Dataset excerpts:
:::::

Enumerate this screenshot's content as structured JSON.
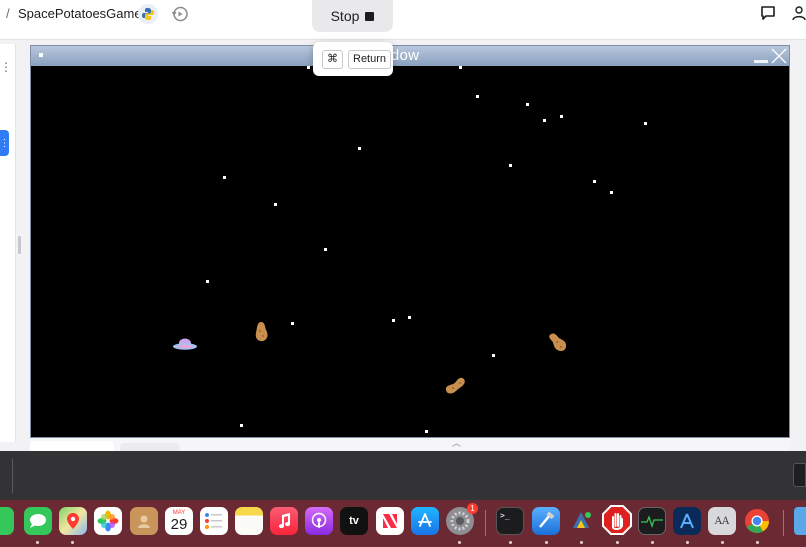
{
  "topbar": {
    "breadcrumb_separator": "/",
    "project_name": "SpacePotatoesGame",
    "stop_label": "Stop",
    "icons": [
      "python-icon",
      "history-icon",
      "chat-icon",
      "user-icon"
    ]
  },
  "tooltip": {
    "modifier": "⌘",
    "key": "Return"
  },
  "game_window": {
    "title": "e Window",
    "background": "#000000",
    "titlebar_color": "#9fb2cc"
  },
  "dock": {
    "apps": [
      "FaceTime",
      "Messages",
      "Maps",
      "Photos",
      "Contacts",
      "Calendar",
      "Reminders",
      "Notes",
      "Music",
      "Podcasts",
      "TV",
      "News",
      "App Store",
      "System Settings",
      "Terminal",
      "Xcode",
      "Python Launcher",
      "AdBlock",
      "Activity Monitor",
      "Instruments",
      "Font Book",
      "Chrome",
      "Folder"
    ],
    "calendar_month": "MAY",
    "calendar_day": "29",
    "tv_label": "tv",
    "settings_badge": "1"
  },
  "colors": {
    "dock_bg": "#6b2a33",
    "console_bg": "#333335",
    "accent": "#2f7cf6"
  }
}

:::::

Job:
Repeat the records above exactly, leaving out any pictures they contain.

Result for this task:
Enumerate this screenshot's content as structured JSON.
{
  "topbar": {
    "breadcrumb_separator": "/",
    "project_name": "SpacePotatoesGame",
    "stop_label": "Stop",
    "icons": [
      "python-icon",
      "history-icon",
      "chat-icon",
      "user-icon"
    ]
  },
  "tooltip": {
    "modifier": "⌘",
    "key": "Return"
  },
  "game_window": {
    "title": "e Window",
    "background": "#000000",
    "titlebar_color": "#9fb2cc"
  },
  "dock": {
    "apps": [
      "FaceTime",
      "Messages",
      "Maps",
      "Photos",
      "Contacts",
      "Calendar",
      "Reminders",
      "Notes",
      "Music",
      "Podcasts",
      "TV",
      "News",
      "App Store",
      "System Settings",
      "Terminal",
      "Xcode",
      "Python Launcher",
      "AdBlock",
      "Activity Monitor",
      "Instruments",
      "Font Book",
      "Chrome",
      "Folder"
    ],
    "calendar_month": "MAY",
    "calendar_day": "29",
    "tv_label": "tv",
    "settings_badge": "1"
  },
  "colors": {
    "dock_bg": "#6b2a33",
    "console_bg": "#333335",
    "accent": "#2f7cf6"
  }
}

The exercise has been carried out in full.